◆ **Stated problem**: All entries are to be given again verbatim.

◆ **Data extract**:
══════════

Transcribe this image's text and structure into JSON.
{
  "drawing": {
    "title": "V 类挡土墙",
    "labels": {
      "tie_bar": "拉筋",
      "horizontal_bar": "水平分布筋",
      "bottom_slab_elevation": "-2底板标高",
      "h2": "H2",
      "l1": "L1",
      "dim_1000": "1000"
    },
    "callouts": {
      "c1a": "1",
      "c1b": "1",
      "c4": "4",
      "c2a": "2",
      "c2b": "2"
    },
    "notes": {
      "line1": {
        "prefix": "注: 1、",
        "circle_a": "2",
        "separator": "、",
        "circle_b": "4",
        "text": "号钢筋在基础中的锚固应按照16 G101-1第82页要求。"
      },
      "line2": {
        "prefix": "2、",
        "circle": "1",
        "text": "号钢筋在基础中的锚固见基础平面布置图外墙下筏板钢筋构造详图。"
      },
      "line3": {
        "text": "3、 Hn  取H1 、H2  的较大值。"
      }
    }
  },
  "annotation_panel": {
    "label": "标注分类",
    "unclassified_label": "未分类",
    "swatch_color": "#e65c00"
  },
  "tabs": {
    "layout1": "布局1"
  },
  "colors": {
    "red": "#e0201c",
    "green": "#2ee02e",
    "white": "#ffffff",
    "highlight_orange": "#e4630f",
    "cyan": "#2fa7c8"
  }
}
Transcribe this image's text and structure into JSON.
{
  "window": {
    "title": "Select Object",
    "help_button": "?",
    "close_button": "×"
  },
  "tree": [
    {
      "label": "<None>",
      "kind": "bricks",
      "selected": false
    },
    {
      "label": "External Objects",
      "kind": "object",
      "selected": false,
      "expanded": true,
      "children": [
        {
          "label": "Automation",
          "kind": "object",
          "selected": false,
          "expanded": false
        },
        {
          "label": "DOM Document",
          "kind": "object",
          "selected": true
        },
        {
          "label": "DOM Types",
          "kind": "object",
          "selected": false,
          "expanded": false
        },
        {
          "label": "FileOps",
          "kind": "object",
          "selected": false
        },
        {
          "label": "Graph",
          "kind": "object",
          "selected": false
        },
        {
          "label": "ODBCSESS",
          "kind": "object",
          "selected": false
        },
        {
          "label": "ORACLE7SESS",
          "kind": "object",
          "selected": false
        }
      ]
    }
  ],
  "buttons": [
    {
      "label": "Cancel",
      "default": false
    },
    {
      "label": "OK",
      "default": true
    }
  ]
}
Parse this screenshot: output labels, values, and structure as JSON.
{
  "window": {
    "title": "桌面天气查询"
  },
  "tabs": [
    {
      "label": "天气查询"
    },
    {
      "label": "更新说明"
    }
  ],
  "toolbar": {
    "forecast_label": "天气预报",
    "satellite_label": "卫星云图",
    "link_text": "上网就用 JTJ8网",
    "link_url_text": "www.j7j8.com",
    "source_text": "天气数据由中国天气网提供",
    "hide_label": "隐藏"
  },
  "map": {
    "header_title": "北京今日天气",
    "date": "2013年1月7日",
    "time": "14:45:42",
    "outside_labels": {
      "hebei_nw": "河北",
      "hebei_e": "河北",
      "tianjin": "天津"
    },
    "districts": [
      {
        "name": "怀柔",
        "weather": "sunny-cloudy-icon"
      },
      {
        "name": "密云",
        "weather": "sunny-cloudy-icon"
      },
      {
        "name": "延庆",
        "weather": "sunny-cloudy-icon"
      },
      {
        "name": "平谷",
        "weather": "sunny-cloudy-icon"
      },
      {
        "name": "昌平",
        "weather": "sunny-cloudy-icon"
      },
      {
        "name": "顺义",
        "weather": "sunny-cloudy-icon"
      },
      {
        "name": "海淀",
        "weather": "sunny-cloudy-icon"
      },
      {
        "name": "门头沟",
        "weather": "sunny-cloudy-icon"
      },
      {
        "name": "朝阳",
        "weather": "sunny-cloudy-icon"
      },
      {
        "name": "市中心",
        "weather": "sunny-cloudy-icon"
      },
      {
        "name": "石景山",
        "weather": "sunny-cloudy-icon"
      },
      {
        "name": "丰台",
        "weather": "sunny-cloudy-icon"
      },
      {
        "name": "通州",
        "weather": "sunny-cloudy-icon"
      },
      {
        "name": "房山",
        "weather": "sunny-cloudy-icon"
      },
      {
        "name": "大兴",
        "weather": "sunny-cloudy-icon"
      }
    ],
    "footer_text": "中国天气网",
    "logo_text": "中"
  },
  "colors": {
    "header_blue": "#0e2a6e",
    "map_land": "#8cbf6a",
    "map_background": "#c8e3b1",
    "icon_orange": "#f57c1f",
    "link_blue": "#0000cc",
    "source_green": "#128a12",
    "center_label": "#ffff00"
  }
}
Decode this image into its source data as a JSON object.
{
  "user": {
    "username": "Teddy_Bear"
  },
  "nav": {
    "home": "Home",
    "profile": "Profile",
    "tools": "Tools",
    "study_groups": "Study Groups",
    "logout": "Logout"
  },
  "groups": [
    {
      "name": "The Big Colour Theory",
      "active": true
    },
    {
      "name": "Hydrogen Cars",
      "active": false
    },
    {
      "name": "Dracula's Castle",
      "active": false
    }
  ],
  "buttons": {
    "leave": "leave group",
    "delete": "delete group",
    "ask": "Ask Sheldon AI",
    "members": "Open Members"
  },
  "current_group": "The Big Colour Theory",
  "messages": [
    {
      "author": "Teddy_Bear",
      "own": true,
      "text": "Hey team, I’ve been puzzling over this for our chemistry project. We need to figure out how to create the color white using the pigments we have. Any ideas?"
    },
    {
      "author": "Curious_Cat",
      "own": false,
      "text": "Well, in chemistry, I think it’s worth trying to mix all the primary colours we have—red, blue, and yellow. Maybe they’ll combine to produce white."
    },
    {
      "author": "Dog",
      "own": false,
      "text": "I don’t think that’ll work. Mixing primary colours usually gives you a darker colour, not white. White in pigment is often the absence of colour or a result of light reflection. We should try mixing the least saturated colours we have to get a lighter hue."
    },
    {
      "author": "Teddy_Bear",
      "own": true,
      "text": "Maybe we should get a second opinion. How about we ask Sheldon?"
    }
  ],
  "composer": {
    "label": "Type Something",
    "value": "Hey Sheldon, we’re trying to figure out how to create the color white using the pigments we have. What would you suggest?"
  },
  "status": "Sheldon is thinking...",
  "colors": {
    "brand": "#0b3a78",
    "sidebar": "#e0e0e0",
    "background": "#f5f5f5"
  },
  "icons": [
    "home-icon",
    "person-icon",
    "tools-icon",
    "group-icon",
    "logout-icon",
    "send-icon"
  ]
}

══════════

◆ **Answer to this exercise**:
Transcribe this image's text and structure into JSON.
{
  "drawing": {
    "title": "V 类挡土墙",
    "labels": {
      "tie_bar": "拉筋",
      "horizontal_bar": "水平分布筋",
      "bottom_slab_elevation": "-2底板标高",
      "h2": "H2",
      "l1": "L1",
      "dim_1000": "1000"
    },
    "callouts": {
      "c1a": "1",
      "c1b": "1",
      "c4": "4",
      "c2a": "2",
      "c2b": "2"
    },
    "notes": {
      "line1": {
        "prefix": "注: 1、",
        "circle_a": "2",
        "separator": "、",
        "circle_b": "4",
        "text": "号钢筋在基础中的锚固应按照16 G101-1第82页要求。"
      },
      "line2": {
        "prefix": "2、",
        "circle": "1",
        "text": "号钢筋在基础中的锚固见基础平面布置图外墙下筏板钢筋构造详图。"
      },
      "line3": {
        "text": "3、 Hn  取H1 、H2  的较大值。"
      }
    }
  },
  "annotation_panel": {
    "label": "标注分类",
    "unclassified_label": "未分类",
    "swatch_color": "#e65c00"
  },
  "tabs": {
    "layout1": "布局1"
  },
  "colors": {
    "red": "#e0201c",
    "green": "#2ee02e",
    "white": "#ffffff",
    "highlight_orange": "#e4630f",
    "cyan": "#2fa7c8"
  }
}
Transcribe this image's text and structure into JSON.
{
  "window": {
    "title": "Select Object",
    "help_button": "?",
    "close_button": "×"
  },
  "tree": [
    {
      "label": "<None>",
      "kind": "bricks",
      "selected": false
    },
    {
      "label": "External Objects",
      "kind": "object",
      "selected": false,
      "expanded": true,
      "children": [
        {
          "label": "Automation",
          "kind": "object",
          "selected": false,
          "expanded": false
        },
        {
          "label": "DOM Document",
          "kind": "object",
          "selected": true
        },
        {
          "label": "DOM Types",
          "kind": "object",
          "selected": false,
          "expanded": false
        },
        {
          "label": "FileOps",
          "kind": "object",
          "selected": false
        },
        {
          "label": "Graph",
          "kind": "object",
          "selected": false
        },
        {
          "label": "ODBCSESS",
          "kind": "object",
          "selected": false
        },
        {
          "label": "ORACLE7SESS",
          "kind": "object",
          "selected": false
        }
      ]
    }
  ],
  "buttons": [
    {
      "label": "Cancel",
      "default": false
    },
    {
      "label": "OK",
      "default": true
    }
  ]
}
Parse this screenshot: output labels, values, and structure as JSON.
{
  "window": {
    "title": "桌面天气查询"
  },
  "tabs": [
    {
      "label": "天气查询"
    },
    {
      "label": "更新说明"
    }
  ],
  "toolbar": {
    "forecast_label": "天气预报",
    "satellite_label": "卫星云图",
    "link_text": "上网就用 JTJ8网",
    "link_url_text": "www.j7j8.com",
    "source_text": "天气数据由中国天气网提供",
    "hide_label": "隐藏"
  },
  "map": {
    "header_title": "北京今日天气",
    "date": "2013年1月7日",
    "time": "14:45:42",
    "outside_labels": {
      "hebei_nw": "河北",
      "hebei_e": "河北",
      "tianjin": "天津"
    },
    "districts": [
      {
        "name": "怀柔",
        "weather": "sunny-cloudy-icon"
      },
      {
        "name": "密云",
        "weather": "sunny-cloudy-icon"
      },
      {
        "name": "延庆",
        "weather": "sunny-cloudy-icon"
      },
      {
        "name": "平谷",
        "weather": "sunny-cloudy-icon"
      },
      {
        "name": "昌平",
        "weather": "sunny-cloudy-icon"
      },
      {
        "name": "顺义",
        "weather": "sunny-cloudy-icon"
      },
      {
        "name": "海淀",
        "weather": "sunny-cloudy-icon"
      },
      {
        "name": "门头沟",
        "weather": "sunny-cloudy-icon"
      },
      {
        "name": "朝阳",
        "weather": "sunny-cloudy-icon"
      },
      {
        "name": "市中心",
        "weather": "sunny-cloudy-icon"
      },
      {
        "name": "石景山",
        "weather": "sunny-cloudy-icon"
      },
      {
        "name": "丰台",
        "weather": "sunny-cloudy-icon"
      },
      {
        "name": "通州",
        "weather": "sunny-cloudy-icon"
      },
      {
        "name": "房山",
        "weather": "sunny-cloudy-icon"
      },
      {
        "name": "大兴",
        "weather": "sunny-cloudy-icon"
      }
    ],
    "footer_text": "中国天气网",
    "logo_text": "中"
  },
  "colors": {
    "header_blue": "#0e2a6e",
    "map_land": "#8cbf6a",
    "map_background": "#c8e3b1",
    "icon_orange": "#f57c1f",
    "link_blue": "#0000cc",
    "source_green": "#128a12",
    "center_label": "#ffff00"
  }
}
Decode this image into its source data as a JSON object.
{
  "user": {
    "username": "Teddy_Bear"
  },
  "nav": {
    "home": "Home",
    "profile": "Profile",
    "tools": "Tools",
    "study_groups": "Study Groups",
    "logout": "Logout"
  },
  "groups": [
    {
      "name": "The Big Colour Theory",
      "active": true
    },
    {
      "name": "Hydrogen Cars",
      "active": false
    },
    {
      "name": "Dracula's Castle",
      "active": false
    }
  ],
  "buttons": {
    "leave": "leave group",
    "delete": "delete group",
    "ask": "Ask Sheldon AI",
    "members": "Open Members"
  },
  "current_group": "The Big Colour Theory",
  "messages": [
    {
      "author": "Teddy_Bear",
      "own": true,
      "text": "Hey team, I’ve been puzzling over this for our chemistry project. We need to figure out how to create the color white using the pigments we have. Any ideas?"
    },
    {
      "author": "Curious_Cat",
      "own": false,
      "text": "Well, in chemistry, I think it’s worth trying to mix all the primary colours we have—red, blue, and yellow. Maybe they’ll combine to produce white."
    },
    {
      "author": "Dog",
      "own": false,
      "text": "I don’t think that’ll work. Mixing primary colours usually gives you a darker colour, not white. White in pigment is often the absence of colour or a result of light reflection. We should try mixing the least saturated colours we have to get a lighter hue."
    },
    {
      "author": "Teddy_Bear",
      "own": true,
      "text": "Maybe we should get a second opinion. How about we ask Sheldon?"
    }
  ],
  "composer": {
    "label": "Type Something",
    "value": "Hey Sheldon, we’re trying to figure out how to create the color white using the pigments we have. What would you suggest?"
  },
  "status": "Sheldon is thinking...",
  "colors": {
    "brand": "#0b3a78",
    "sidebar": "#e0e0e0",
    "background": "#f5f5f5"
  },
  "icons": [
    "home-icon",
    "person-icon",
    "tools-icon",
    "group-icon",
    "logout-icon",
    "send-icon"
  ]
}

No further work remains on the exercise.